## GIVEN REQUEST
Copy all the data exactly, except the pictures.
== SUPPLIED DATA
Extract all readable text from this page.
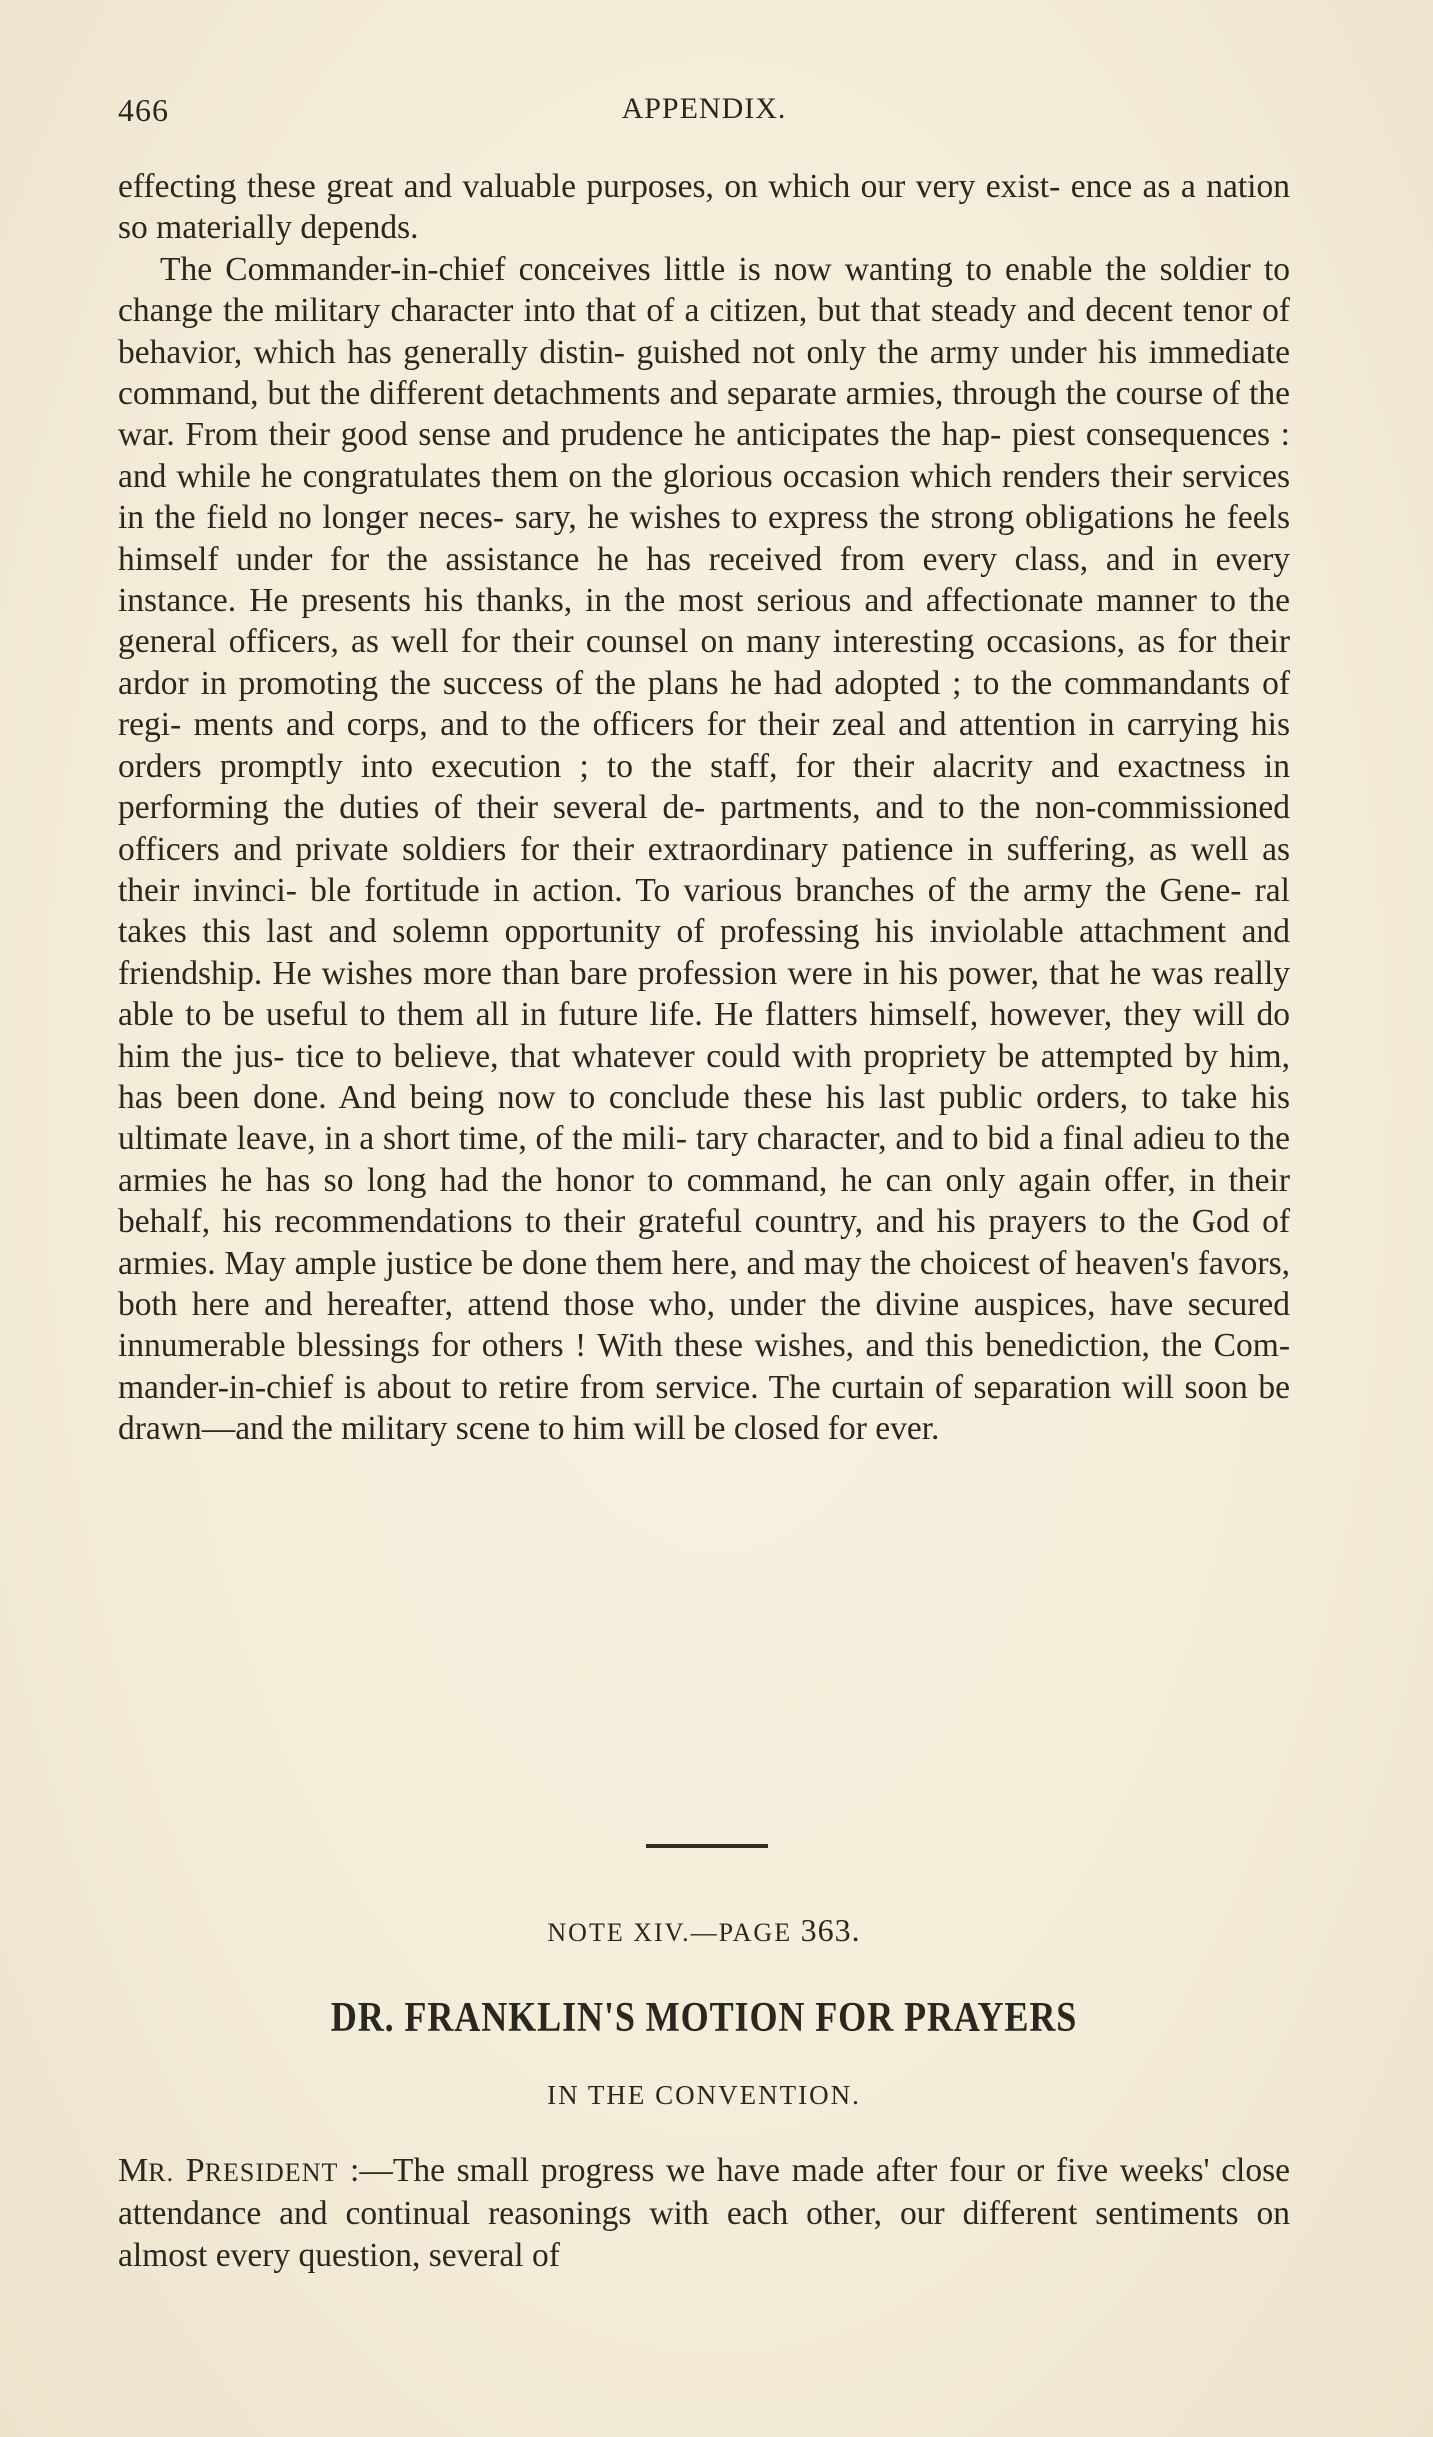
466	APPENDIX.

effecting these great and valuable purposes, on which our very exist- ence as a nation so materially depends.

The Commander-in-chief conceives little is now wanting to enable the soldier to change the military character into that of a citizen, but that steady and decent tenor of behavior, which has generally distin- guished not only the army under his immediate command, but the different detachments and separate armies, through the course of the war. From their good sense and prudence he anticipates the hap- piest consequences : and while he congratulates them on the glorious occasion which renders their services in the field no longer neces- sary, he wishes to express the strong obligations he feels himself under for the assistance he has received from every class, and in every instance. He presents his thanks, in the most serious and affectionate manner to the general officers, as well for their counsel on many interesting occasions, as for their ardor in promoting the success of the plans he had adopted ; to the commandants of regi- ments and corps, and to the officers for their zeal and attention in carrying his orders promptly into execution ; to the staff, for their alacrity and exactness in performing the duties of their several de- partments, and to the non-commissioned officers and private soldiers for their extraordinary patience in suffering, as well as their invinci- ble fortitude in action. To various branches of the army the Gene- ral takes this last and solemn opportunity of professing his inviolable attachment and friendship. He wishes more than bare profession were in his power, that he was really able to be useful to them all in future life. He flatters himself, however, they will do him the jus- tice to believe, that whatever could with propriety be attempted by him, has been done. And being now to conclude these his last public orders, to take his ultimate leave, in a short time, of the mili- tary character, and to bid a final adieu to the armies he has so long had the honor to command, he can only again offer, in their behalf, his recommendations to their grateful country, and his prayers to the God of armies. May ample justice be done them here, and may the choicest of heaven's favors, both here and hereafter, attend those who, under the divine auspices, have secured innumerable blessings for others ! With these wishes, and this benediction, the Com- mander-in-chief is about to retire from service. The curtain of separation will soon be drawn—and the military scene to him will be closed for ever.

NOTE XIV.—PAGE 363.
DR. FRANKLIN'S MOTION FOR PRAYERS
IN THE CONVENTION.

MR. PRESIDENT :—The small progress we have made after four or five weeks' close attendance and continual reasonings with each other, our different sentiments on almost every question, several of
====
## RESULT
Extract all readable text from this page.
466	APPENDIX.

effecting these great and valuable purposes, on which our very exist- ence as a nation so materially depends.

The Commander-in-chief conceives little is now wanting to enable the soldier to change the military character into that of a citizen, but that steady and decent tenor of behavior, which has generally distin- guished not only the army under his immediate command, but the different detachments and separate armies, through the course of the war. From their good sense and prudence he anticipates the hap- piest consequences : and while he congratulates them on the glorious occasion which renders their services in the field no longer neces- sary, he wishes to express the strong obligations he feels himself under for the assistance he has received from every class, and in every instance. He presents his thanks, in the most serious and affectionate manner to the general officers, as well for their counsel on many interesting occasions, as for their ardor in promoting the success of the plans he had adopted ; to the commandants of regi- ments and corps, and to the officers for their zeal and attention in carrying his orders promptly into execution ; to the staff, for their alacrity and exactness in performing the duties of their several de- partments, and to the non-commissioned officers and private soldiers for their extraordinary patience in suffering, as well as their invinci- ble fortitude in action. To various branches of the army the Gene- ral takes this last and solemn opportunity of professing his inviolable attachment and friendship. He wishes more than bare profession were in his power, that he was really able to be useful to them all in future life. He flatters himself, however, they will do him the jus- tice to believe, that whatever could with propriety be attempted by him, has been done. And being now to conclude these his last public orders, to take his ultimate leave, in a short time, of the mili- tary character, and to bid a final adieu to the armies he has so long had the honor to command, he can only again offer, in their behalf, his recommendations to their grateful country, and his prayers to the God of armies. May ample justice be done them here, and may the choicest of heaven's favors, both here and hereafter, attend those who, under the divine auspices, have secured innumerable blessings for others ! With these wishes, and this benediction, the Com- mander-in-chief is about to retire from service. The curtain of separation will soon be drawn—and the military scene to him will be closed for ever.

NOTE XIV.—PAGE 363.
DR. FRANKLIN'S MOTION FOR PRAYERS
IN THE CONVENTION.

MR. PRESIDENT :—The small progress we have made after four or five weeks' close attendance and continual reasonings with each other, our different sentiments on almost every question, several of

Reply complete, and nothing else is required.